Data excerpts
○ ○ ○ ○ ○ ○ ○
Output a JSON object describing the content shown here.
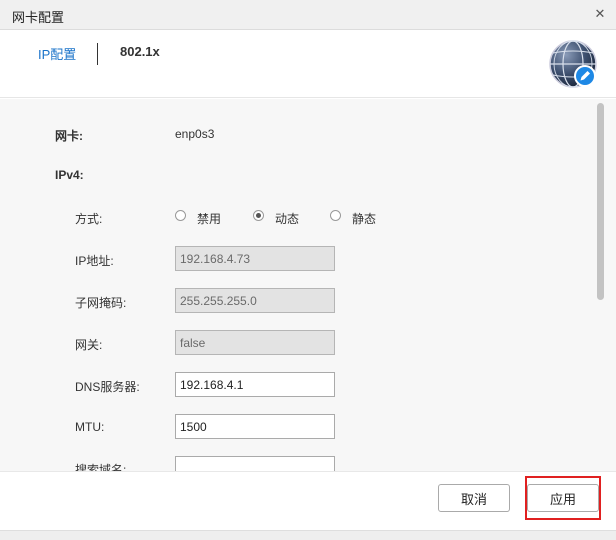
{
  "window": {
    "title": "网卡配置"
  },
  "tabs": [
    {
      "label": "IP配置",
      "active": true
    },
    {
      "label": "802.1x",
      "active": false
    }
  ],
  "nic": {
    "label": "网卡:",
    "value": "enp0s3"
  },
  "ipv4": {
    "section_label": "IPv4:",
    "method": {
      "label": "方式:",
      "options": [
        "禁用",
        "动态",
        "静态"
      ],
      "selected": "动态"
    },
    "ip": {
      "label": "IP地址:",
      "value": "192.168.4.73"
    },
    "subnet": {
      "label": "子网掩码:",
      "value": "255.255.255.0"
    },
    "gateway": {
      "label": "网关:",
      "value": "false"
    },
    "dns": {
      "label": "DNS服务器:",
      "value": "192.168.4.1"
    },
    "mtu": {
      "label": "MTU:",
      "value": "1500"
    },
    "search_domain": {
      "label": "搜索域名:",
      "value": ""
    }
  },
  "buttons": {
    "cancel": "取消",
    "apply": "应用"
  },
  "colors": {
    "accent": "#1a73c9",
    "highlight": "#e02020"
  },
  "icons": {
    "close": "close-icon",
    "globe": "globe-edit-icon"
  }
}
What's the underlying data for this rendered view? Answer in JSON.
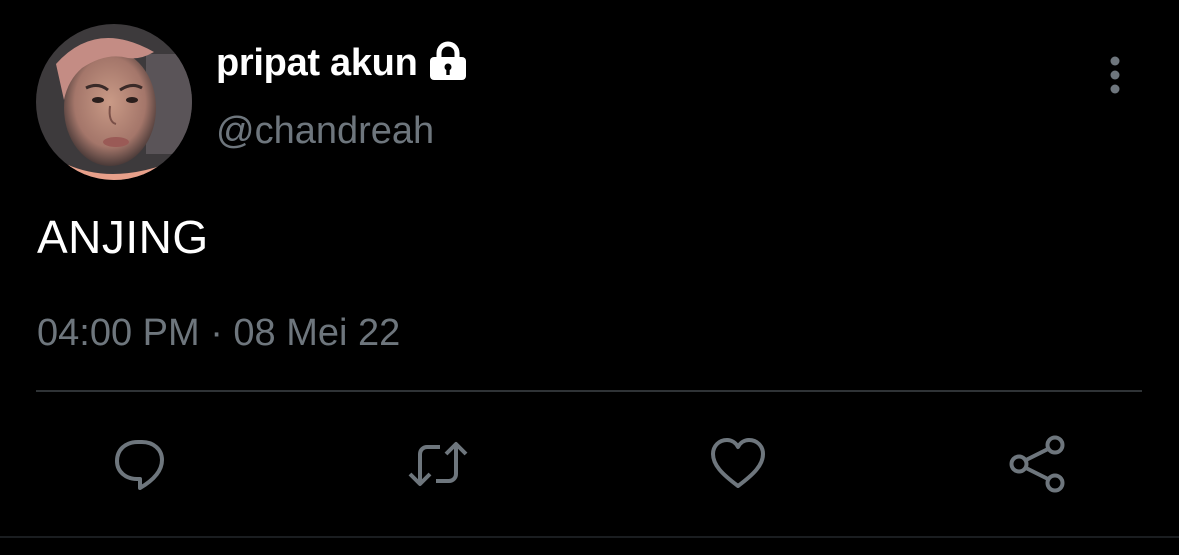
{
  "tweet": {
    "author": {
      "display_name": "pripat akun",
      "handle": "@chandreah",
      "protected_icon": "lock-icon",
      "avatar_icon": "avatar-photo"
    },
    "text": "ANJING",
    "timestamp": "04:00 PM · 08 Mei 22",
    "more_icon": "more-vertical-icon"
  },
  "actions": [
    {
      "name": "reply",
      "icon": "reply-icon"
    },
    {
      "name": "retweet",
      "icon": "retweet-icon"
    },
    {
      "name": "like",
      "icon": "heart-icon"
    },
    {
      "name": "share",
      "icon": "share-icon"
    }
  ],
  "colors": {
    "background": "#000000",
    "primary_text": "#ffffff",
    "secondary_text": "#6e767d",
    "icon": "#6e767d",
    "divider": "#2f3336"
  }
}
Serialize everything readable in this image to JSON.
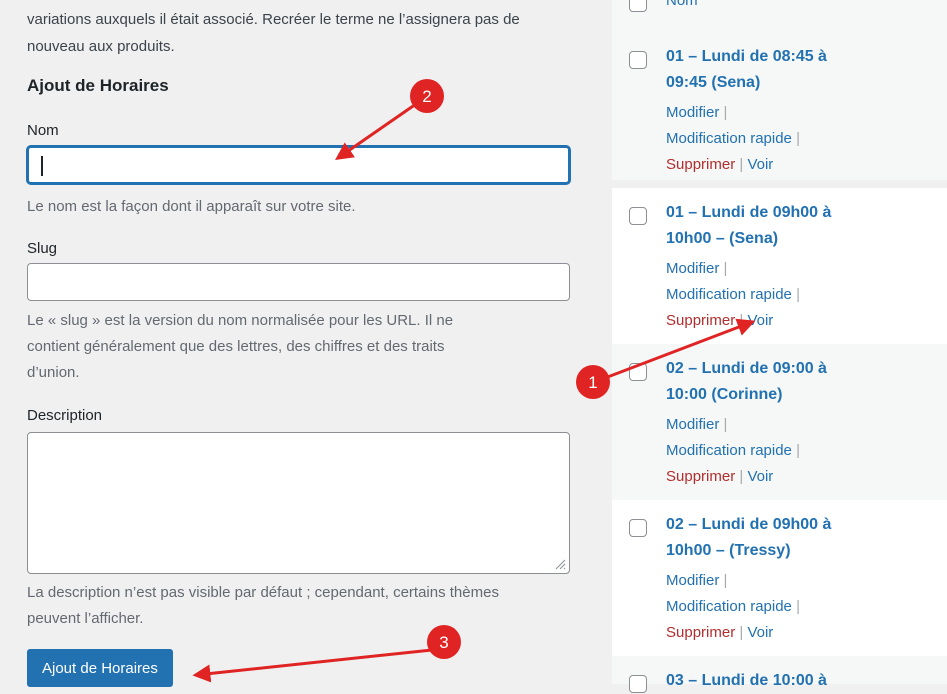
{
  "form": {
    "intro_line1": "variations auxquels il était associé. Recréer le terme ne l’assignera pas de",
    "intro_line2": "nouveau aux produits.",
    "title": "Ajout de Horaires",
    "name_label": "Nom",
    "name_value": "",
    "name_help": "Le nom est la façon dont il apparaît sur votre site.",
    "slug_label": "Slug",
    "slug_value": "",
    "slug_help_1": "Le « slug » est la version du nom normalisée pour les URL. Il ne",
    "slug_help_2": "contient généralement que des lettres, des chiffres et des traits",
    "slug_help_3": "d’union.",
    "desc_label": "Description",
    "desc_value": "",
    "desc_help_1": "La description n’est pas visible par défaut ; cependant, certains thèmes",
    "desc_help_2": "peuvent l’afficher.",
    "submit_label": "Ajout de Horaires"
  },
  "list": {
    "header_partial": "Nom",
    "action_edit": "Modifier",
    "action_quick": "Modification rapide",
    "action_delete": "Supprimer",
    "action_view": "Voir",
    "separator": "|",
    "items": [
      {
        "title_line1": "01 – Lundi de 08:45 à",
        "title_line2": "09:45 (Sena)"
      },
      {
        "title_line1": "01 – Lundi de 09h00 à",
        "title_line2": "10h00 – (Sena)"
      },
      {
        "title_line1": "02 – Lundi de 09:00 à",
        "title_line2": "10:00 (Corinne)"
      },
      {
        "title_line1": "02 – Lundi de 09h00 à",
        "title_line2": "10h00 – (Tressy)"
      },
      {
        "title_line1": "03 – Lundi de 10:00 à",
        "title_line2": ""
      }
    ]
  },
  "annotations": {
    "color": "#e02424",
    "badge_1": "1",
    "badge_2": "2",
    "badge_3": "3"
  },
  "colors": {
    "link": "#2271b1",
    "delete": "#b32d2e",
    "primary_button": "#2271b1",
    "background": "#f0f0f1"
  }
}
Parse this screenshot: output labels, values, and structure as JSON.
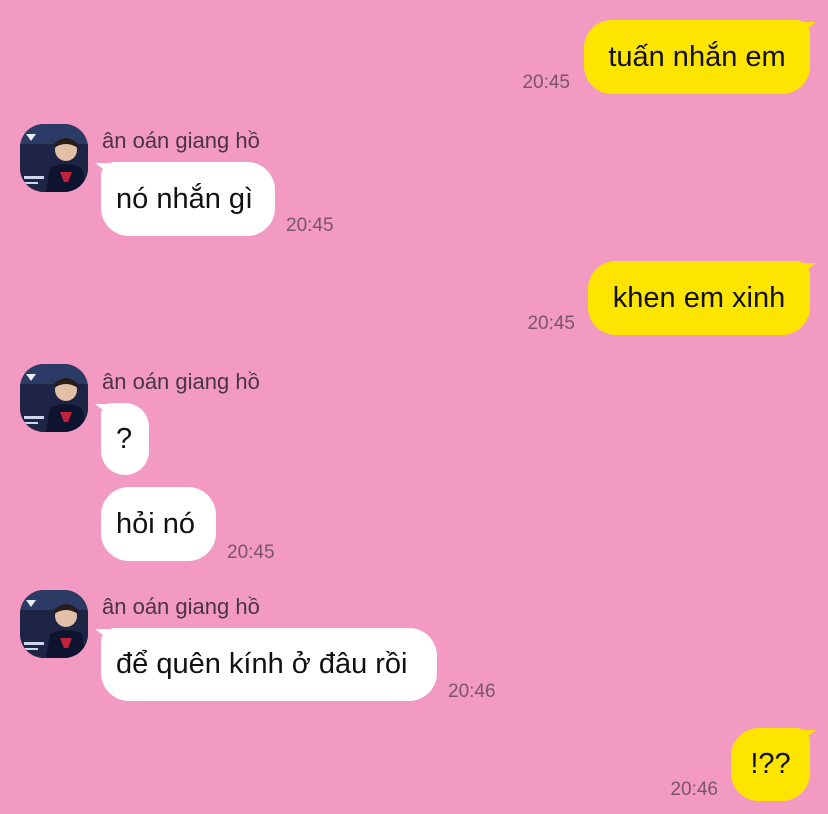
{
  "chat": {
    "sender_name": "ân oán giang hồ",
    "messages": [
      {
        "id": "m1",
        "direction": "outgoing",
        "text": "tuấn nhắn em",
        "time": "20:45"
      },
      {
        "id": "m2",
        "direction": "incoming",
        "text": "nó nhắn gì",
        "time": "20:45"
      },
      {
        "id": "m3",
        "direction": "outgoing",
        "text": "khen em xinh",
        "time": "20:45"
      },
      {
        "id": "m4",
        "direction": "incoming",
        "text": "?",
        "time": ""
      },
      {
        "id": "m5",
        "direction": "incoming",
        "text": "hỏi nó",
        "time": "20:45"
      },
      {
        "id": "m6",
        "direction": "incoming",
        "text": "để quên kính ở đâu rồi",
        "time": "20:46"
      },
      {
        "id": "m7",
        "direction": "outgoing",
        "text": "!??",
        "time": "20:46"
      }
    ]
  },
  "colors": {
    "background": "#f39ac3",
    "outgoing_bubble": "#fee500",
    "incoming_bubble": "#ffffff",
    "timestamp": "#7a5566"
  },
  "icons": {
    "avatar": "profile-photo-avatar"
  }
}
○ ○ ○ ○ ○ ○ ○
• What is required: Tell how many lines contain the word "background", using only the number.

• Exercise answer: 3